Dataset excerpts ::

· · ·

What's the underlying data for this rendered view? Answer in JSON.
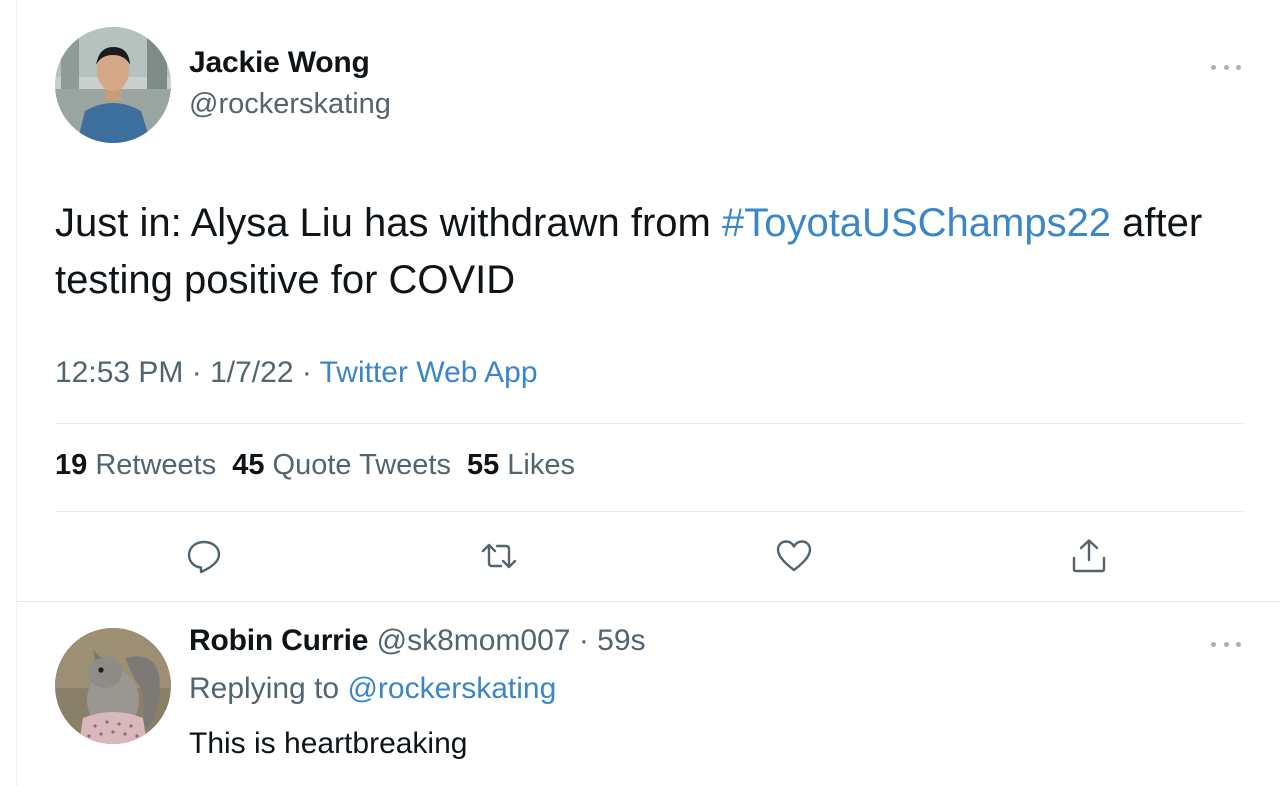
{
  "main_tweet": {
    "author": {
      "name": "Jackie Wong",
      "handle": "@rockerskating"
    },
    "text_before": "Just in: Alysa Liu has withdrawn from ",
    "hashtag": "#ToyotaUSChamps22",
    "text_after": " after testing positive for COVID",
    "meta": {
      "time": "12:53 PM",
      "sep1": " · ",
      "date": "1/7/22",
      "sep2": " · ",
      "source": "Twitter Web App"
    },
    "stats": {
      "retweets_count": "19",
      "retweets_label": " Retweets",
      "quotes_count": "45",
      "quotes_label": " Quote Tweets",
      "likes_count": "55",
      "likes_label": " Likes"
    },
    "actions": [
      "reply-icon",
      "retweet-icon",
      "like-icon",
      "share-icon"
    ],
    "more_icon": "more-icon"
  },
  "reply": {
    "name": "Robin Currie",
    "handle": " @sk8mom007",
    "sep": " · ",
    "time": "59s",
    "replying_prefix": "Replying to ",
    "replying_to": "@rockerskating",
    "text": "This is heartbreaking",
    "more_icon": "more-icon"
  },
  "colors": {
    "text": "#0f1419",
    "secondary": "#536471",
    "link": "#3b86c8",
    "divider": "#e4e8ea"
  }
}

· · ·

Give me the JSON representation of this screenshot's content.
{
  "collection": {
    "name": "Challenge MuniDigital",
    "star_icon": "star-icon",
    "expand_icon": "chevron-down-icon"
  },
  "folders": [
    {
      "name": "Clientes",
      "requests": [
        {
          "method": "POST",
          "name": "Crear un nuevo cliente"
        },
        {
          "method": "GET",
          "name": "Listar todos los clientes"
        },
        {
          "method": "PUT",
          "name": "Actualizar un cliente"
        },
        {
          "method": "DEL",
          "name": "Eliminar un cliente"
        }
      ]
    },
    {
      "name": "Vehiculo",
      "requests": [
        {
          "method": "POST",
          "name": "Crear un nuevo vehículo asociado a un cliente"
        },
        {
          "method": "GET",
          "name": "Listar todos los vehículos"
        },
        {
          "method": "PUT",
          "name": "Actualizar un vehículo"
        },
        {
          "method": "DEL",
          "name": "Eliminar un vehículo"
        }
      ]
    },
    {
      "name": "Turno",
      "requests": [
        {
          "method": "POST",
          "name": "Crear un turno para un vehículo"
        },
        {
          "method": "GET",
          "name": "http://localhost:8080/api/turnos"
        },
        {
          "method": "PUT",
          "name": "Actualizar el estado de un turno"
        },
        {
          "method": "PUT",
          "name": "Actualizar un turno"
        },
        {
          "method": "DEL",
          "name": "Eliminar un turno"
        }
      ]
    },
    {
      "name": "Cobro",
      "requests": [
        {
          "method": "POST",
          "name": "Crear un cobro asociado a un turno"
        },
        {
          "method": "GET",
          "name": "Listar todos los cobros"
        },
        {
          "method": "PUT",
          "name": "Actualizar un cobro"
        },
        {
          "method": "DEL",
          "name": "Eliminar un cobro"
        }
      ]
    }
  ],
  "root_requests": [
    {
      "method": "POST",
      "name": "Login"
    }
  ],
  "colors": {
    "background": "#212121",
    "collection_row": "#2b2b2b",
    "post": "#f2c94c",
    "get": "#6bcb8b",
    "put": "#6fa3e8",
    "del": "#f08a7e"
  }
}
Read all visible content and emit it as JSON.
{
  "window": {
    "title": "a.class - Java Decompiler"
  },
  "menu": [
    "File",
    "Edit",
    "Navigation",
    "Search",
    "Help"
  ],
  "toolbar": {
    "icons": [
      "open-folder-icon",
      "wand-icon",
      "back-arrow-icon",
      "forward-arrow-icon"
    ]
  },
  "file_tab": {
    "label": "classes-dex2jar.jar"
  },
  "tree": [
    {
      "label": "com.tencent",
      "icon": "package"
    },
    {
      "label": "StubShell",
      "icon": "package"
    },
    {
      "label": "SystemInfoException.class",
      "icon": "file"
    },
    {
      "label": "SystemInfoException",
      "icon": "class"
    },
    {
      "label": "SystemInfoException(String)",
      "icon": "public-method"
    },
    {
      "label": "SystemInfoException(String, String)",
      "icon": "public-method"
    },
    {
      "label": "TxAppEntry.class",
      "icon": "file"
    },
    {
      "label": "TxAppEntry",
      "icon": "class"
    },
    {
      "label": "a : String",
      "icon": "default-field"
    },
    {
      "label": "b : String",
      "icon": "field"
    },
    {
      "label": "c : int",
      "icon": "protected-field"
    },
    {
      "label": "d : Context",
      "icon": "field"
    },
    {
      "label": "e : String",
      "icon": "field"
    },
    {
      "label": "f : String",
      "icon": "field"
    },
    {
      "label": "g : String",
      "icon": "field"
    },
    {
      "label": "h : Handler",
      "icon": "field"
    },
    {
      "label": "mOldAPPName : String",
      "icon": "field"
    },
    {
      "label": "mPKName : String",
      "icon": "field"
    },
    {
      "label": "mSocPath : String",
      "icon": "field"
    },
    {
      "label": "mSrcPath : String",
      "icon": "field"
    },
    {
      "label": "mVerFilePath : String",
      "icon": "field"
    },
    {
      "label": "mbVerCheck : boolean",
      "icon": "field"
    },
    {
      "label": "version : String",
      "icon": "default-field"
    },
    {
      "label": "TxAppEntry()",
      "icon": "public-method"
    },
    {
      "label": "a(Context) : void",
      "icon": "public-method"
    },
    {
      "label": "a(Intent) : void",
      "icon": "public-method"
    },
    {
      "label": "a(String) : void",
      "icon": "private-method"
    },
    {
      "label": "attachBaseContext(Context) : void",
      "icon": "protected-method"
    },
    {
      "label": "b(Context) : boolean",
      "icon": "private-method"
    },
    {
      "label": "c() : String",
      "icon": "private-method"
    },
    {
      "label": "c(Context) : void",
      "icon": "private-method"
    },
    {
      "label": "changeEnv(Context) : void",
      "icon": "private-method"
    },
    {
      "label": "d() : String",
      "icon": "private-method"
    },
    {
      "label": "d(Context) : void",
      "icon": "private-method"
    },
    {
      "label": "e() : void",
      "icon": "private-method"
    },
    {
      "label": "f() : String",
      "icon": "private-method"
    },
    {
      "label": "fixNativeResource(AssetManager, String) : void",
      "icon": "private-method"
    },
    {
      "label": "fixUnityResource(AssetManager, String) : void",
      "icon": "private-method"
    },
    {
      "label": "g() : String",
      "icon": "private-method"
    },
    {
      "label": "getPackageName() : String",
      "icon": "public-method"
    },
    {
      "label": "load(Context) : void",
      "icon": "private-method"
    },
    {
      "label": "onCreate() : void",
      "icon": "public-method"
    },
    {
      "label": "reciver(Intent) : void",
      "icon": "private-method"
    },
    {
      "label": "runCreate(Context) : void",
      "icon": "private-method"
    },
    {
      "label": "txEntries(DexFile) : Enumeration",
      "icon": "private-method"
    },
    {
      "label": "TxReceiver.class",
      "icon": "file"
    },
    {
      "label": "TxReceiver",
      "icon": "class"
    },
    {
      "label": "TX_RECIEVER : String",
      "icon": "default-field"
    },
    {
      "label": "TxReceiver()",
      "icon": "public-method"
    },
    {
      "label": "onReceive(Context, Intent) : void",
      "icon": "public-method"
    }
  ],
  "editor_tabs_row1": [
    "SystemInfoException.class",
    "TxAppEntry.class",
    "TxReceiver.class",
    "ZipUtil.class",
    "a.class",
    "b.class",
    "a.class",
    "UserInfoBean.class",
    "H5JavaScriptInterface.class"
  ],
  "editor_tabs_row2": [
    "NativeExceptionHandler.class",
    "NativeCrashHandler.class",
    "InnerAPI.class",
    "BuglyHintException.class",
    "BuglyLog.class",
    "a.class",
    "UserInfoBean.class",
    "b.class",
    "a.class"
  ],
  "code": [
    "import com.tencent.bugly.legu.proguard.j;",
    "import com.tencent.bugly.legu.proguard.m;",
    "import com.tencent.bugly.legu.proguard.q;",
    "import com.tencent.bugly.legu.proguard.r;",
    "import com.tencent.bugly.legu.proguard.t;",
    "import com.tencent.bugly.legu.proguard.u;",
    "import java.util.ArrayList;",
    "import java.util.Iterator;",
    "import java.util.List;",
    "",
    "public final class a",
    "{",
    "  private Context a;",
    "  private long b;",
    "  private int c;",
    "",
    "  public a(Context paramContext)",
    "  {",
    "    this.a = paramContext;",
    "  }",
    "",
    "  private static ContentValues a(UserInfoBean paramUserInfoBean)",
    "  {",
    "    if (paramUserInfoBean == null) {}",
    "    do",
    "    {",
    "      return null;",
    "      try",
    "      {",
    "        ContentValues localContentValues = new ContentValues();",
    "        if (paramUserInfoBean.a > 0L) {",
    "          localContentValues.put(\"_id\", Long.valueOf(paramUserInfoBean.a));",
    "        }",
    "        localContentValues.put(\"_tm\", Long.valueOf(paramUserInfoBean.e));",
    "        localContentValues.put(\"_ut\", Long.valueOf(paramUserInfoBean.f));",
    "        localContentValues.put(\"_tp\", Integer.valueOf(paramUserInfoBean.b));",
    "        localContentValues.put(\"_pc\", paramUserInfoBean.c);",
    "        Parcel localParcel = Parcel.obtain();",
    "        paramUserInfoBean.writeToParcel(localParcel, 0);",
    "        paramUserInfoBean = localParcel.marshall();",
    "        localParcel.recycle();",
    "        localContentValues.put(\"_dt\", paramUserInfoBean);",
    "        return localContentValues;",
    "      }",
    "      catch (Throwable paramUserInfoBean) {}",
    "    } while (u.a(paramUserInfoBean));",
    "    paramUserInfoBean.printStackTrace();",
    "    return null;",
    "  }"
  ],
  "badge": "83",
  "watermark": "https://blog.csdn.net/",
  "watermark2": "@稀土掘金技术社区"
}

· · ·

Written task ::
Find and copy every line in the entries above where the string "localParcel" occurs.

Final answer ::
    "        Parcel localParcel = Parcel.obtain();",
    "        paramUserInfoBean.writeToParcel(localParcel, 0);",
    "        paramUserInfoBean = localParcel.marshall();",
    "        localParcel.recycle();",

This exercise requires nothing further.